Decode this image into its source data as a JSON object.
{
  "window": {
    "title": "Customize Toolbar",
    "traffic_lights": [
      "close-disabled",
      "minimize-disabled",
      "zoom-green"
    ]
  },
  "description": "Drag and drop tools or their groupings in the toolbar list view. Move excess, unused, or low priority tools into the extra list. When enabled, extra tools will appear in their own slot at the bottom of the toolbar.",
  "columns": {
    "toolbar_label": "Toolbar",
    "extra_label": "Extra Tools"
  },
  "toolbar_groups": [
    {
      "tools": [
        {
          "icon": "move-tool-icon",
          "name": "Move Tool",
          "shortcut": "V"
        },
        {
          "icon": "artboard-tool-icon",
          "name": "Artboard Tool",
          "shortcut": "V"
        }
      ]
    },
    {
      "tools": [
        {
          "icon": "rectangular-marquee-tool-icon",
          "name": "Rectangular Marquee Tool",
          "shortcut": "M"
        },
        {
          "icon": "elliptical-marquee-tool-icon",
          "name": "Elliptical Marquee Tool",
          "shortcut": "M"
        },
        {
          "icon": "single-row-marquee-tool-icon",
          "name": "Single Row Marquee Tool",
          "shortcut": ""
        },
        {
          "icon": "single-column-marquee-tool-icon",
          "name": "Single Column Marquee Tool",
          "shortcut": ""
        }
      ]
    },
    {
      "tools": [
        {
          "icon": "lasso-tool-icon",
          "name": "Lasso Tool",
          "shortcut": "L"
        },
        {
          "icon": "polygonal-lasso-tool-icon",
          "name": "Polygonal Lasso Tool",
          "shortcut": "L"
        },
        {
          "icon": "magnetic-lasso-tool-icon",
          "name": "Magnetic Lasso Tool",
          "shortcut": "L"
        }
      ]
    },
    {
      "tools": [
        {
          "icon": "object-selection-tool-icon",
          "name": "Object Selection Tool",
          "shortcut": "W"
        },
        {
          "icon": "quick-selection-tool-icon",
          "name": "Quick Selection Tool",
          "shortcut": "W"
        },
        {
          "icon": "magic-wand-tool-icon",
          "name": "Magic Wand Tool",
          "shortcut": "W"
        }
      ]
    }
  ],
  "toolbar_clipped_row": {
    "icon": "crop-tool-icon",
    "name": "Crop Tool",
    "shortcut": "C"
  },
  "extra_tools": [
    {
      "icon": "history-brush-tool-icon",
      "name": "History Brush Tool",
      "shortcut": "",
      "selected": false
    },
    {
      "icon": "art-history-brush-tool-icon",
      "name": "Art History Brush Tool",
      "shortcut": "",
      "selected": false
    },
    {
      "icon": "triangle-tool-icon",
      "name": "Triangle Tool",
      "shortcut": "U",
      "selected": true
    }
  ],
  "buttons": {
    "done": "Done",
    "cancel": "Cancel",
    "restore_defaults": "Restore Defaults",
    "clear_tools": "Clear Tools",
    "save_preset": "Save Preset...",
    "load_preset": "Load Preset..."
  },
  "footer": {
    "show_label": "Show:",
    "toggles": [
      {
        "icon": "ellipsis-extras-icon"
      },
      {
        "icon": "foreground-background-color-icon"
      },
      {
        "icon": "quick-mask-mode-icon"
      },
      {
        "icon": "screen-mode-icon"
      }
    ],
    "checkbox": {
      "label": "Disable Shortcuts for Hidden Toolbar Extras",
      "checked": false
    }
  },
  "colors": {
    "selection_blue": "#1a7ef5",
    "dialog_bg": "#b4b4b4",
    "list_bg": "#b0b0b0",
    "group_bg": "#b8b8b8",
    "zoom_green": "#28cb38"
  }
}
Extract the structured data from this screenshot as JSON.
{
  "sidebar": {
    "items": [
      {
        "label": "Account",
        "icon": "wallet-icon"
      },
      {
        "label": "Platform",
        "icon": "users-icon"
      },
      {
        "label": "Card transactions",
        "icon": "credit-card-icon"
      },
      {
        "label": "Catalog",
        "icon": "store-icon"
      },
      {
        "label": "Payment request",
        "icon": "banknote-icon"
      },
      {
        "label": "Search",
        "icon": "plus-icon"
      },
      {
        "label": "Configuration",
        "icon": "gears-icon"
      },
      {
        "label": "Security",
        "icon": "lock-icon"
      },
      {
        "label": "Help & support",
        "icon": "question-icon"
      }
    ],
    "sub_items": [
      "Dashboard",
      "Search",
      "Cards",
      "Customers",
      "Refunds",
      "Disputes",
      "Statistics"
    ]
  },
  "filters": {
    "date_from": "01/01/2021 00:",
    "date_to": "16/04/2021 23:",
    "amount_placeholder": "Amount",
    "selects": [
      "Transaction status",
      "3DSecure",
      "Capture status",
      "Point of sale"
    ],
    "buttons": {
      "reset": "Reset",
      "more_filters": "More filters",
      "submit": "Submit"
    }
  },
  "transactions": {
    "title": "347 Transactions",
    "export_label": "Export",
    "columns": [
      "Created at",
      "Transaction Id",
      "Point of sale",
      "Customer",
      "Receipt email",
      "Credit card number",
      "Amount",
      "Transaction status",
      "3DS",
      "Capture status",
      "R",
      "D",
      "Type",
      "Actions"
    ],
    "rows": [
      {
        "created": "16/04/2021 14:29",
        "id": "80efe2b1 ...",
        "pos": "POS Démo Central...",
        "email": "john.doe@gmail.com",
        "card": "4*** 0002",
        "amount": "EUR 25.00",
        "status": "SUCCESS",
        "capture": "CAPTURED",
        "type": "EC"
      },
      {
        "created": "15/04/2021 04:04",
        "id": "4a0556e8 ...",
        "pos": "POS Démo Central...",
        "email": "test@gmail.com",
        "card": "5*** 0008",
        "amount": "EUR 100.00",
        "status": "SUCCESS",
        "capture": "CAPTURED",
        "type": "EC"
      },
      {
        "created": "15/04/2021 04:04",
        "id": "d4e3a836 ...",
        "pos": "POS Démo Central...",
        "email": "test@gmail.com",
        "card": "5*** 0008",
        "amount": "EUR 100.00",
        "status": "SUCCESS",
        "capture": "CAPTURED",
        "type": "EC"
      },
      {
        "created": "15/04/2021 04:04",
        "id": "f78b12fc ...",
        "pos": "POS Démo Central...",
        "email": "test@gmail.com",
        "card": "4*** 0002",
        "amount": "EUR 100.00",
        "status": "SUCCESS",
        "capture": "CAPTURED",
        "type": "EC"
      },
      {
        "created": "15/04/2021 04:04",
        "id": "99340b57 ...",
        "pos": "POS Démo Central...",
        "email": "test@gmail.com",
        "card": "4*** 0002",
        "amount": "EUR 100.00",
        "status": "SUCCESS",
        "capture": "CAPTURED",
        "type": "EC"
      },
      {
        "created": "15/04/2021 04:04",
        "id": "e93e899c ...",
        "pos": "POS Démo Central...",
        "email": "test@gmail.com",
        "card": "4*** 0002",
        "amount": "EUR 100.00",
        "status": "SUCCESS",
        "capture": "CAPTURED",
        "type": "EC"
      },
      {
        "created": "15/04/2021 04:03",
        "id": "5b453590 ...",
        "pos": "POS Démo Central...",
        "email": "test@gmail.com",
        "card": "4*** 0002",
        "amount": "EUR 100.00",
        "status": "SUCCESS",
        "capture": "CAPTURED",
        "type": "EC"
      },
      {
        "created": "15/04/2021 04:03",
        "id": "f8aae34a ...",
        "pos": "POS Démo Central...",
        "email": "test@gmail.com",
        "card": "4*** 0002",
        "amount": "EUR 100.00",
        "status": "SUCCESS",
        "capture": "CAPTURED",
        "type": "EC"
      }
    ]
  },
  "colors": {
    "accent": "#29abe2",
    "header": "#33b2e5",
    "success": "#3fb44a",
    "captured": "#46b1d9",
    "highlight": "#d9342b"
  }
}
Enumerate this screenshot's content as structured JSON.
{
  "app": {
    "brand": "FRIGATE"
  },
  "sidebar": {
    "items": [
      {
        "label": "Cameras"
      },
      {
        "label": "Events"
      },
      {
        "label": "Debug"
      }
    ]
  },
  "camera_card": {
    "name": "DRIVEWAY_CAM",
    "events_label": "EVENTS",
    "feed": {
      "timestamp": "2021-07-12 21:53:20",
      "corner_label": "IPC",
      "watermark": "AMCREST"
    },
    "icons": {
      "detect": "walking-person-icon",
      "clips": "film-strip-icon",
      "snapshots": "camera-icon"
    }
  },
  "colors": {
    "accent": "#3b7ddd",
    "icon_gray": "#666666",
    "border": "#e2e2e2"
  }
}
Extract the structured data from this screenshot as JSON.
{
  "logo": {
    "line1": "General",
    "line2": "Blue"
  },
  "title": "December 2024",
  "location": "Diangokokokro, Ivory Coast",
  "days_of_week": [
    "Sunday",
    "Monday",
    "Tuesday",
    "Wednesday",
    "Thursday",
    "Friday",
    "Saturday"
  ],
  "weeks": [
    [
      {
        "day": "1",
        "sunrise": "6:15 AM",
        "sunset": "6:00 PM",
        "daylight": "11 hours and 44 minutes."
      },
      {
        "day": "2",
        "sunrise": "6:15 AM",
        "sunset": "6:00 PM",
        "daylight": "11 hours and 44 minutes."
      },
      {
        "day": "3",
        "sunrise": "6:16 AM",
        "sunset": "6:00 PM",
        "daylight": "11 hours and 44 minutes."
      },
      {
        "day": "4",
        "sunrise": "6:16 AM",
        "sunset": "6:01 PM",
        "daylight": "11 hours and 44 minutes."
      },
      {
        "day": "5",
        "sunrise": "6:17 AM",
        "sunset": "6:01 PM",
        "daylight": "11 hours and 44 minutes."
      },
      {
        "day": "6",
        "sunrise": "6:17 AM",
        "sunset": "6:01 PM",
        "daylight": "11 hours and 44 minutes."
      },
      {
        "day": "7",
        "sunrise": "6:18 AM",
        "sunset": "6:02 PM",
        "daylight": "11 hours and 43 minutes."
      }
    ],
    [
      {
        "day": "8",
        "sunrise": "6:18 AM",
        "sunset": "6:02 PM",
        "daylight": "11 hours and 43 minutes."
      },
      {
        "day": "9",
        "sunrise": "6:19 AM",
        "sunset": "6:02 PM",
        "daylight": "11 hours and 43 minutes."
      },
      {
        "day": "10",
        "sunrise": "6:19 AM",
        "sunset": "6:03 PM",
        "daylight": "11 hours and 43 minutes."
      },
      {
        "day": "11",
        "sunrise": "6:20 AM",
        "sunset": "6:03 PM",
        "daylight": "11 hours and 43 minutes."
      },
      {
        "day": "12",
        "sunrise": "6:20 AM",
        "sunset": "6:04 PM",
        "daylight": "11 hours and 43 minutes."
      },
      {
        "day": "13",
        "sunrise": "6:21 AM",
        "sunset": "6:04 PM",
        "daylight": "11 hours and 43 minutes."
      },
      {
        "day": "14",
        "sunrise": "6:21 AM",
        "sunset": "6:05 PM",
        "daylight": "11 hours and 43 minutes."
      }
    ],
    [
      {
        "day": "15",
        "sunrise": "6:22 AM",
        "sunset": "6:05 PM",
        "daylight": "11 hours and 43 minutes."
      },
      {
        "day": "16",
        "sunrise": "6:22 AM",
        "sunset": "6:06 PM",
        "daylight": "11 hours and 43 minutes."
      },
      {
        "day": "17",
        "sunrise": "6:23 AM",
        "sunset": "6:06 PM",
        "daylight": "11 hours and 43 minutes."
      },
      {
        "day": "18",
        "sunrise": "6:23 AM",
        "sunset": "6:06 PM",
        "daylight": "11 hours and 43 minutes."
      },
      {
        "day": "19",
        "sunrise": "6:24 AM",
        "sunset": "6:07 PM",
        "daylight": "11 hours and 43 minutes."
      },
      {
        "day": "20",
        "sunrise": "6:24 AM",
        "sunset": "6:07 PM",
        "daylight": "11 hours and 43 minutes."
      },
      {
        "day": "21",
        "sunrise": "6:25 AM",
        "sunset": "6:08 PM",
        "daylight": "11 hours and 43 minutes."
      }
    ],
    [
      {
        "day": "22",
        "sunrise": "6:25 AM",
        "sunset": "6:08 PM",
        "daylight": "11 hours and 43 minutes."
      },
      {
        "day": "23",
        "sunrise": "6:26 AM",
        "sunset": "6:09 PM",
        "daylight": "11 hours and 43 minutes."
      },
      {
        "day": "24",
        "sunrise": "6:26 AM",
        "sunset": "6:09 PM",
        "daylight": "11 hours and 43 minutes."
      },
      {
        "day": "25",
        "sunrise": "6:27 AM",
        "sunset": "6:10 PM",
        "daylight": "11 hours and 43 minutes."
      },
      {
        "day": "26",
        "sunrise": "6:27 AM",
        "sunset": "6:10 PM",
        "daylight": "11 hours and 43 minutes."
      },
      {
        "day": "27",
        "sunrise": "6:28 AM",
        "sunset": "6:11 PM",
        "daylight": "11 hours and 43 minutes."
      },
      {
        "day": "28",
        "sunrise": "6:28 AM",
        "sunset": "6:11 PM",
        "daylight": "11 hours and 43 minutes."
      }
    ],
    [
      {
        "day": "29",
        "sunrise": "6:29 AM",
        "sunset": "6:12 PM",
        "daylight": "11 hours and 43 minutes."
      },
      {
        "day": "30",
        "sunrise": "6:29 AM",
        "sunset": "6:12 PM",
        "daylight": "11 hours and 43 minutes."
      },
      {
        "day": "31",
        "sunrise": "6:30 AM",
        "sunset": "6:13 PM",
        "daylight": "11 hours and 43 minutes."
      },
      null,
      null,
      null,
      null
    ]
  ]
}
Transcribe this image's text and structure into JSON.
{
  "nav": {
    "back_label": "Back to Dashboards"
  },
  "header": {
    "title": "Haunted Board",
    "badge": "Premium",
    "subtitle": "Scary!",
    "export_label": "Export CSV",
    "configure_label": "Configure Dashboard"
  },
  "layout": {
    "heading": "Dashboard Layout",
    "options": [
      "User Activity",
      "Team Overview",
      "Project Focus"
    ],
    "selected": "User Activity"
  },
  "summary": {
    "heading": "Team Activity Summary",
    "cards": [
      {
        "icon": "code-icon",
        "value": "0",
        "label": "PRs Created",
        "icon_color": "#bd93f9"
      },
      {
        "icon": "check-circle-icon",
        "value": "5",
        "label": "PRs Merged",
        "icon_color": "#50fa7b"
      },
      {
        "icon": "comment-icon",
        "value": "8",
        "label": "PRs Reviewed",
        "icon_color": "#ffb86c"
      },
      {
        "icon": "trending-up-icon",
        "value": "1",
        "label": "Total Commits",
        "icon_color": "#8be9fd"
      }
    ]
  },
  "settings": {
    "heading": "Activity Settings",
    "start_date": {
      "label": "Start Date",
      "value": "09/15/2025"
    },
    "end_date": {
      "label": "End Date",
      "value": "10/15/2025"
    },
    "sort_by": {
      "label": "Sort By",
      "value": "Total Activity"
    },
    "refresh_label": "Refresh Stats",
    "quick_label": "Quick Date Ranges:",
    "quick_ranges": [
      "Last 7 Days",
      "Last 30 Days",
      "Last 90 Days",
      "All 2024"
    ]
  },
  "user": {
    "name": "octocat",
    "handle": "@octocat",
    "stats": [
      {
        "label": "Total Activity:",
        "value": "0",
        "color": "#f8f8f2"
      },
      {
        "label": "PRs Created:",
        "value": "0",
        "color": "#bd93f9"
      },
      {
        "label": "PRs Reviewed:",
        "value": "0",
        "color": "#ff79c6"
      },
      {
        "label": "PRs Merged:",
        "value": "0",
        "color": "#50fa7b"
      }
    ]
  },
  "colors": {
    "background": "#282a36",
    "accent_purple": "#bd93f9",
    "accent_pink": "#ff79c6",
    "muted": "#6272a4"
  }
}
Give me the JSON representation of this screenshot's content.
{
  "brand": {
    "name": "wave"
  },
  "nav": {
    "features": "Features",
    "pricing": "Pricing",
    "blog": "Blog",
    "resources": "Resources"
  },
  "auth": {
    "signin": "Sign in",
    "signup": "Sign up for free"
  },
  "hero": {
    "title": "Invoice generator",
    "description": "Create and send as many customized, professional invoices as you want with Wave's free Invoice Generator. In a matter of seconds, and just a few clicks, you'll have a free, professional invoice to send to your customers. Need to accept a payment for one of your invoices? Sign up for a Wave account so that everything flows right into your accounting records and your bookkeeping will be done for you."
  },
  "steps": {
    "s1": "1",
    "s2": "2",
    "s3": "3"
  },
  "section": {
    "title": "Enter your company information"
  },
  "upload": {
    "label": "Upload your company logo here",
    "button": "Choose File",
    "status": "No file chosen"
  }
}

» **Exercise prompt**: Quote only the lines from the line containing "Give me the" through the end of the entries, keeping the first and the last.

» **Result for this task**:
Give me the JSON representation of this screenshot's content.
{
  "brand": {
    "name": "wave"
  },
  "nav": {
    "features": "Features",
    "pricing": "Pricing",
    "blog": "Blog",
    "resources": "Resources"
  },
  "auth": {
    "signin": "Sign in",
    "signup": "Sign up for free"
  },
  "hero": {
    "title": "Invoice generator",
    "description": "Create and send as many customized, professional invoices as you want with Wave's free Invoice Generator. In a matter of seconds, and just a few clicks, you'll have a free, professional invoice to send to your customers. Need to accept a payment for one of your invoices? Sign up for a Wave account so that everything flows right into your accounting records and your bookkeeping will be done for you."
  },
  "steps": {
    "s1": "1",
    "s2": "2",
    "s3": "3"
  },
  "section": {
    "title": "Enter your company information"
  },
  "upload": {
    "label": "Upload your company logo here",
    "button": "Choose File",
    "status": "No file chosen"
  }
}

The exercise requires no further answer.